(Stored records)
· · · · · · ·

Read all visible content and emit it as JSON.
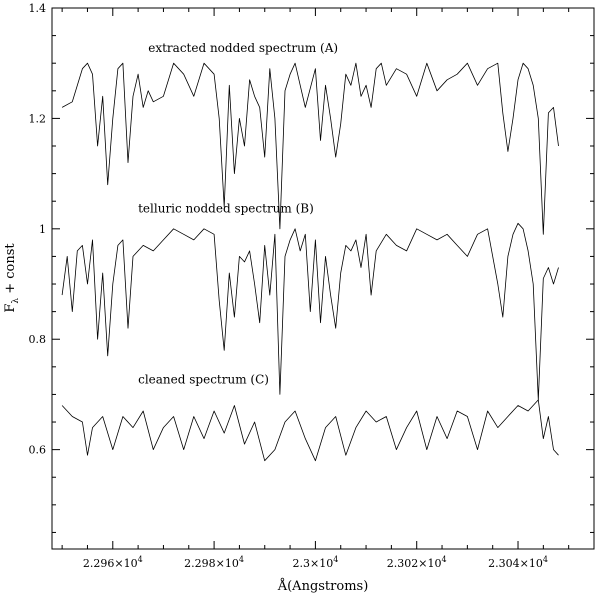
{
  "chart_data": {
    "type": "line",
    "title": "",
    "xlabel": "Å(Angstroms)",
    "ylabel": "F",
    "ylabel_subscript": "λ",
    "ylabel_suffix": " + const",
    "xlim": [
      22948,
      23055
    ],
    "ylim": [
      0.42,
      1.4
    ],
    "xticks": [
      {
        "value": 22960,
        "mantissa": "2.296",
        "exp": "4"
      },
      {
        "value": 22980,
        "mantissa": "2.298",
        "exp": "4"
      },
      {
        "value": 23000,
        "mantissa": "2.3",
        "exp": "4"
      },
      {
        "value": 23020,
        "mantissa": "2.302",
        "exp": "4"
      },
      {
        "value": 23040,
        "mantissa": "2.304",
        "exp": "4"
      }
    ],
    "yticks": [
      {
        "value": 0.6,
        "label": "0.6"
      },
      {
        "value": 0.8,
        "label": "0.8"
      },
      {
        "value": 1.0,
        "label": "1"
      },
      {
        "value": 1.2,
        "label": "1.2"
      },
      {
        "value": 1.4,
        "label": "1.4"
      }
    ],
    "grid": false,
    "series": [
      {
        "name": "extracted nodded spectrum (A)",
        "x": [
          22950,
          22952,
          22954,
          22955,
          22956,
          22957,
          22958,
          22959,
          22960,
          22961,
          22962,
          22963,
          22964,
          22965,
          22966,
          22967,
          22968,
          22970,
          22972,
          22974,
          22976,
          22978,
          22980,
          22981,
          22982,
          22983,
          22984,
          22985,
          22986,
          22987,
          22988,
          22989,
          22990,
          22991,
          22992,
          22993,
          22994,
          22995,
          22996,
          22998,
          23000,
          23001,
          23002,
          23003,
          23004,
          23005,
          23006,
          23007,
          23008,
          23009,
          23010,
          23011,
          23012,
          23013,
          23014,
          23016,
          23018,
          23020,
          23022,
          23024,
          23026,
          23028,
          23030,
          23032,
          23034,
          23036,
          23037,
          23038,
          23039,
          23040,
          23041,
          23042,
          23043,
          23044,
          23045,
          23046,
          23047,
          23048
        ],
        "y": [
          1.22,
          1.23,
          1.29,
          1.3,
          1.28,
          1.15,
          1.24,
          1.08,
          1.2,
          1.29,
          1.3,
          1.12,
          1.24,
          1.28,
          1.22,
          1.25,
          1.23,
          1.24,
          1.3,
          1.28,
          1.24,
          1.3,
          1.28,
          1.2,
          1.04,
          1.26,
          1.1,
          1.2,
          1.15,
          1.27,
          1.24,
          1.22,
          1.13,
          1.29,
          1.2,
          1.0,
          1.25,
          1.28,
          1.3,
          1.22,
          1.29,
          1.16,
          1.26,
          1.2,
          1.13,
          1.19,
          1.28,
          1.26,
          1.3,
          1.24,
          1.26,
          1.22,
          1.29,
          1.3,
          1.26,
          1.29,
          1.28,
          1.24,
          1.3,
          1.25,
          1.27,
          1.28,
          1.3,
          1.26,
          1.29,
          1.3,
          1.21,
          1.14,
          1.2,
          1.27,
          1.3,
          1.29,
          1.26,
          1.2,
          0.99,
          1.21,
          1.22,
          1.15
        ]
      },
      {
        "name": "telluric nodded spectrum (B)",
        "x": [
          22950,
          22951,
          22952,
          22953,
          22954,
          22955,
          22956,
          22957,
          22958,
          22959,
          22960,
          22961,
          22962,
          22963,
          22964,
          22966,
          22968,
          22970,
          22972,
          22974,
          22976,
          22978,
          22980,
          22981,
          22982,
          22983,
          22984,
          22985,
          22986,
          22987,
          22988,
          22989,
          22990,
          22991,
          22992,
          22993,
          22994,
          22995,
          22996,
          22997,
          22998,
          22999,
          23000,
          23001,
          23002,
          23003,
          23004,
          23005,
          23006,
          23007,
          23008,
          23009,
          23010,
          23011,
          23012,
          23014,
          23016,
          23018,
          23020,
          23022,
          23024,
          23026,
          23028,
          23030,
          23032,
          23034,
          23036,
          23037,
          23038,
          23039,
          23040,
          23041,
          23042,
          23043,
          23044,
          23045,
          23046,
          23047,
          23048
        ],
        "y": [
          0.88,
          0.95,
          0.85,
          0.96,
          0.97,
          0.9,
          0.98,
          0.8,
          0.92,
          0.77,
          0.9,
          0.97,
          0.98,
          0.82,
          0.95,
          0.97,
          0.96,
          0.98,
          1.0,
          0.99,
          0.98,
          1.0,
          0.99,
          0.87,
          0.78,
          0.92,
          0.84,
          0.95,
          0.94,
          0.96,
          0.9,
          0.83,
          0.97,
          0.88,
          0.99,
          0.7,
          0.95,
          0.98,
          1.0,
          0.96,
          0.99,
          0.85,
          0.98,
          0.83,
          0.95,
          0.88,
          0.82,
          0.92,
          0.97,
          0.96,
          0.98,
          0.93,
          0.99,
          0.88,
          0.96,
          0.99,
          0.97,
          0.96,
          1.0,
          0.99,
          0.98,
          0.99,
          0.97,
          0.95,
          0.99,
          1.0,
          0.9,
          0.84,
          0.95,
          0.99,
          1.01,
          1.0,
          0.96,
          0.9,
          0.69,
          0.91,
          0.93,
          0.9,
          0.93
        ]
      },
      {
        "name": "cleaned spectrum (C)",
        "x": [
          22950,
          22952,
          22954,
          22955,
          22956,
          22958,
          22960,
          22962,
          22964,
          22966,
          22968,
          22970,
          22972,
          22974,
          22976,
          22978,
          22980,
          22982,
          22984,
          22986,
          22988,
          22990,
          22992,
          22994,
          22996,
          22998,
          23000,
          23002,
          23004,
          23006,
          23008,
          23010,
          23012,
          23014,
          23016,
          23018,
          23020,
          23022,
          23024,
          23026,
          23028,
          23030,
          23032,
          23034,
          23036,
          23038,
          23040,
          23042,
          23044,
          23045,
          23046,
          23047,
          23048
        ],
        "y": [
          0.68,
          0.66,
          0.65,
          0.59,
          0.64,
          0.66,
          0.6,
          0.66,
          0.64,
          0.67,
          0.6,
          0.64,
          0.66,
          0.6,
          0.66,
          0.62,
          0.67,
          0.63,
          0.68,
          0.61,
          0.65,
          0.58,
          0.6,
          0.65,
          0.67,
          0.62,
          0.58,
          0.64,
          0.66,
          0.59,
          0.64,
          0.67,
          0.65,
          0.66,
          0.6,
          0.64,
          0.67,
          0.6,
          0.66,
          0.62,
          0.67,
          0.66,
          0.6,
          0.67,
          0.64,
          0.66,
          0.68,
          0.67,
          0.69,
          0.62,
          0.66,
          0.6,
          0.59
        ]
      }
    ],
    "annotations": [
      {
        "text": "extracted nodded spectrum (A)",
        "x": 22967,
        "y": 1.32
      },
      {
        "text": "telluric nodded spectrum (B)",
        "x": 22965,
        "y": 1.03
      },
      {
        "text": "cleaned spectrum (C)",
        "x": 22965,
        "y": 0.72
      }
    ]
  }
}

· · · · · · ·

Pictures are not part of the copy; output everything else in the records exactly.

Read all visible content and emit it as JSON.
{
  "chart_data": {
    "type": "line",
    "title": "",
    "xlabel": "Å(Angstroms)",
    "ylabel": "F",
    "ylabel_subscript": "λ",
    "ylabel_suffix": " + const",
    "xlim": [
      22948,
      23055
    ],
    "ylim": [
      0.42,
      1.4
    ],
    "xticks": [
      {
        "value": 22960,
        "mantissa": "2.296",
        "exp": "4"
      },
      {
        "value": 22980,
        "mantissa": "2.298",
        "exp": "4"
      },
      {
        "value": 23000,
        "mantissa": "2.3",
        "exp": "4"
      },
      {
        "value": 23020,
        "mantissa": "2.302",
        "exp": "4"
      },
      {
        "value": 23040,
        "mantissa": "2.304",
        "exp": "4"
      }
    ],
    "yticks": [
      {
        "value": 0.6,
        "label": "0.6"
      },
      {
        "value": 0.8,
        "label": "0.8"
      },
      {
        "value": 1.0,
        "label": "1"
      },
      {
        "value": 1.2,
        "label": "1.2"
      },
      {
        "value": 1.4,
        "label": "1.4"
      }
    ],
    "grid": false,
    "series": [
      {
        "name": "extracted nodded spectrum (A)",
        "x": [
          22950,
          22952,
          22954,
          22955,
          22956,
          22957,
          22958,
          22959,
          22960,
          22961,
          22962,
          22963,
          22964,
          22965,
          22966,
          22967,
          22968,
          22970,
          22972,
          22974,
          22976,
          22978,
          22980,
          22981,
          22982,
          22983,
          22984,
          22985,
          22986,
          22987,
          22988,
          22989,
          22990,
          22991,
          22992,
          22993,
          22994,
          22995,
          22996,
          22998,
          23000,
          23001,
          23002,
          23003,
          23004,
          23005,
          23006,
          23007,
          23008,
          23009,
          23010,
          23011,
          23012,
          23013,
          23014,
          23016,
          23018,
          23020,
          23022,
          23024,
          23026,
          23028,
          23030,
          23032,
          23034,
          23036,
          23037,
          23038,
          23039,
          23040,
          23041,
          23042,
          23043,
          23044,
          23045,
          23046,
          23047,
          23048
        ],
        "y": [
          1.22,
          1.23,
          1.29,
          1.3,
          1.28,
          1.15,
          1.24,
          1.08,
          1.2,
          1.29,
          1.3,
          1.12,
          1.24,
          1.28,
          1.22,
          1.25,
          1.23,
          1.24,
          1.3,
          1.28,
          1.24,
          1.3,
          1.28,
          1.2,
          1.04,
          1.26,
          1.1,
          1.2,
          1.15,
          1.27,
          1.24,
          1.22,
          1.13,
          1.29,
          1.2,
          1.0,
          1.25,
          1.28,
          1.3,
          1.22,
          1.29,
          1.16,
          1.26,
          1.2,
          1.13,
          1.19,
          1.28,
          1.26,
          1.3,
          1.24,
          1.26,
          1.22,
          1.29,
          1.3,
          1.26,
          1.29,
          1.28,
          1.24,
          1.3,
          1.25,
          1.27,
          1.28,
          1.3,
          1.26,
          1.29,
          1.3,
          1.21,
          1.14,
          1.2,
          1.27,
          1.3,
          1.29,
          1.26,
          1.2,
          0.99,
          1.21,
          1.22,
          1.15
        ]
      },
      {
        "name": "telluric nodded spectrum (B)",
        "x": [
          22950,
          22951,
          22952,
          22953,
          22954,
          22955,
          22956,
          22957,
          22958,
          22959,
          22960,
          22961,
          22962,
          22963,
          22964,
          22966,
          22968,
          22970,
          22972,
          22974,
          22976,
          22978,
          22980,
          22981,
          22982,
          22983,
          22984,
          22985,
          22986,
          22987,
          22988,
          22989,
          22990,
          22991,
          22992,
          22993,
          22994,
          22995,
          22996,
          22997,
          22998,
          22999,
          23000,
          23001,
          23002,
          23003,
          23004,
          23005,
          23006,
          23007,
          23008,
          23009,
          23010,
          23011,
          23012,
          23014,
          23016,
          23018,
          23020,
          23022,
          23024,
          23026,
          23028,
          23030,
          23032,
          23034,
          23036,
          23037,
          23038,
          23039,
          23040,
          23041,
          23042,
          23043,
          23044,
          23045,
          23046,
          23047,
          23048
        ],
        "y": [
          0.88,
          0.95,
          0.85,
          0.96,
          0.97,
          0.9,
          0.98,
          0.8,
          0.92,
          0.77,
          0.9,
          0.97,
          0.98,
          0.82,
          0.95,
          0.97,
          0.96,
          0.98,
          1.0,
          0.99,
          0.98,
          1.0,
          0.99,
          0.87,
          0.78,
          0.92,
          0.84,
          0.95,
          0.94,
          0.96,
          0.9,
          0.83,
          0.97,
          0.88,
          0.99,
          0.7,
          0.95,
          0.98,
          1.0,
          0.96,
          0.99,
          0.85,
          0.98,
          0.83,
          0.95,
          0.88,
          0.82,
          0.92,
          0.97,
          0.96,
          0.98,
          0.93,
          0.99,
          0.88,
          0.96,
          0.99,
          0.97,
          0.96,
          1.0,
          0.99,
          0.98,
          0.99,
          0.97,
          0.95,
          0.99,
          1.0,
          0.9,
          0.84,
          0.95,
          0.99,
          1.01,
          1.0,
          0.96,
          0.9,
          0.69,
          0.91,
          0.93,
          0.9,
          0.93
        ]
      },
      {
        "name": "cleaned spectrum (C)",
        "x": [
          22950,
          22952,
          22954,
          22955,
          22956,
          22958,
          22960,
          22962,
          22964,
          22966,
          22968,
          22970,
          22972,
          22974,
          22976,
          22978,
          22980,
          22982,
          22984,
          22986,
          22988,
          22990,
          22992,
          22994,
          22996,
          22998,
          23000,
          23002,
          23004,
          23006,
          23008,
          23010,
          23012,
          23014,
          23016,
          23018,
          23020,
          23022,
          23024,
          23026,
          23028,
          23030,
          23032,
          23034,
          23036,
          23038,
          23040,
          23042,
          23044,
          23045,
          23046,
          23047,
          23048
        ],
        "y": [
          0.68,
          0.66,
          0.65,
          0.59,
          0.64,
          0.66,
          0.6,
          0.66,
          0.64,
          0.67,
          0.6,
          0.64,
          0.66,
          0.6,
          0.66,
          0.62,
          0.67,
          0.63,
          0.68,
          0.61,
          0.65,
          0.58,
          0.6,
          0.65,
          0.67,
          0.62,
          0.58,
          0.64,
          0.66,
          0.59,
          0.64,
          0.67,
          0.65,
          0.66,
          0.6,
          0.64,
          0.67,
          0.6,
          0.66,
          0.62,
          0.67,
          0.66,
          0.6,
          0.67,
          0.64,
          0.66,
          0.68,
          0.67,
          0.69,
          0.62,
          0.66,
          0.6,
          0.59
        ]
      }
    ],
    "annotations": [
      {
        "text": "extracted nodded spectrum (A)",
        "x": 22967,
        "y": 1.32
      },
      {
        "text": "telluric nodded spectrum (B)",
        "x": 22965,
        "y": 1.03
      },
      {
        "text": "cleaned spectrum (C)",
        "x": 22965,
        "y": 0.72
      }
    ]
  }
}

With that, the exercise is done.